■ **Aim of the task**: Copy out word for word the stretch of the passage on sum types and abstract interfaces from "Making this super" through "is completely open.".

Making this super easy and short to express makes a lot of designs clearer.
There's also an interesting tradeoff here between sum types and abstract interfaces:
- Abstract interfaces: "We have an unknown number of cases/subclasses, but they each support this fixed set of methods." The set of implementations is open, but the set of operations is harder to update.
- Sum types (aka Rust enums): "We know all the cases, but there may be many different methods." The set of cases is harder to extend, but the set of methods manipulating them is completely open.
A good example of the latter pattern is actually LLVM! LLVMs' intermediate representation is a essentially a small assembly language with a fixed set of operations (and an escape hatch). But because the set of basic instructions is small and known, it's possible to write dozens and dozens of optimization passes that each manipulate that small set of instructions.
And a surprising number of programs work well with an LLVM-like structure.

(Document understanding data)

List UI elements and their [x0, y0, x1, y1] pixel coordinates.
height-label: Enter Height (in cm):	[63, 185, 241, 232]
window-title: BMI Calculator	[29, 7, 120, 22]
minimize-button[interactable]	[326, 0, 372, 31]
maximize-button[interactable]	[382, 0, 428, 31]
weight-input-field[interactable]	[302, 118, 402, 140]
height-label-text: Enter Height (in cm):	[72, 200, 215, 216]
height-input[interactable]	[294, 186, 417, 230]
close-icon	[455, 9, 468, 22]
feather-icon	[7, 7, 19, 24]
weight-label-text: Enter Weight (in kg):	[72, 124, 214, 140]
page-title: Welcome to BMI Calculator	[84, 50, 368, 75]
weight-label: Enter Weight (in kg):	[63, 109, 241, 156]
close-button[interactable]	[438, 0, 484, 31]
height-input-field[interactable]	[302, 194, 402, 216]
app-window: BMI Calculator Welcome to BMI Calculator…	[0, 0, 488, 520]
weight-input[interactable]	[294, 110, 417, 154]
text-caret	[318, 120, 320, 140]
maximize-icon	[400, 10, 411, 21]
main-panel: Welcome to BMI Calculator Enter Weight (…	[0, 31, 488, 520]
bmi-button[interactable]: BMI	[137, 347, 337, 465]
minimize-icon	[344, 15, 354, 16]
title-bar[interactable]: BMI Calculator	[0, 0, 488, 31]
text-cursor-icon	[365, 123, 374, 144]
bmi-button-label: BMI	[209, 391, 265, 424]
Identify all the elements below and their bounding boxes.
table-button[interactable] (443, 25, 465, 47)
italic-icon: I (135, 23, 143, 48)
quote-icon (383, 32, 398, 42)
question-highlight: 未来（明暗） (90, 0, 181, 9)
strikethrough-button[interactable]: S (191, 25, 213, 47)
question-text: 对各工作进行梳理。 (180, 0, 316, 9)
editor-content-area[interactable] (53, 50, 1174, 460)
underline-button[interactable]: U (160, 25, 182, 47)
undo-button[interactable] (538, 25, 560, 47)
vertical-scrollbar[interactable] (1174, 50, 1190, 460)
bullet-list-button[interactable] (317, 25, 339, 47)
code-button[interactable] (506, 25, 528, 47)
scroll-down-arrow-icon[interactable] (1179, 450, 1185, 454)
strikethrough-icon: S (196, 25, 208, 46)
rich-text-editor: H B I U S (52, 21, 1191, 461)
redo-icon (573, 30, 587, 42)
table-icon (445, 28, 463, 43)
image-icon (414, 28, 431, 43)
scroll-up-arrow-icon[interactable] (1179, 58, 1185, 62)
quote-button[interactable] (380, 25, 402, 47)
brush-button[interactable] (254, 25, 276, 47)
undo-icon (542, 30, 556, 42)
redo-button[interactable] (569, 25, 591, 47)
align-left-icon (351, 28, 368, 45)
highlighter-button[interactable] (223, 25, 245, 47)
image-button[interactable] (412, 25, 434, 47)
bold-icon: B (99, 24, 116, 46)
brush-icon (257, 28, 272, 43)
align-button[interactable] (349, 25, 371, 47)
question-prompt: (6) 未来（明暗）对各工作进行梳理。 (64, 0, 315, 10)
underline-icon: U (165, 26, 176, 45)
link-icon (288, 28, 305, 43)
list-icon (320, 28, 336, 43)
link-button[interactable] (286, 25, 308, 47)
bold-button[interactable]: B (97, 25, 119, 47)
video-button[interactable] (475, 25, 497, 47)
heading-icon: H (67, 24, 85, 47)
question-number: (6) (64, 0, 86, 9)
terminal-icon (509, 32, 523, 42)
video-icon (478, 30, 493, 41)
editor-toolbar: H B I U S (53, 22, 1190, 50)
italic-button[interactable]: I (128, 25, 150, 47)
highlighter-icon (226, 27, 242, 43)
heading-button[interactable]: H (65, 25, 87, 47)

■ **Answer below**:
Making this super easy and short to express makes a lot of designs clearer.
There's also an interesting tradeoff here between sum types and abstract interfaces:
- Abstract interfaces: "We have an unknown number of cases/subclasses, but they each support this fixed set of methods." The set of implementations is open, but the set of operations is harder to update.
- Sum types (aka Rust enums): "We know all the cases, but there may be many different methods." The set of cases is harder to extend, but the set of methods manipulating them is completely open.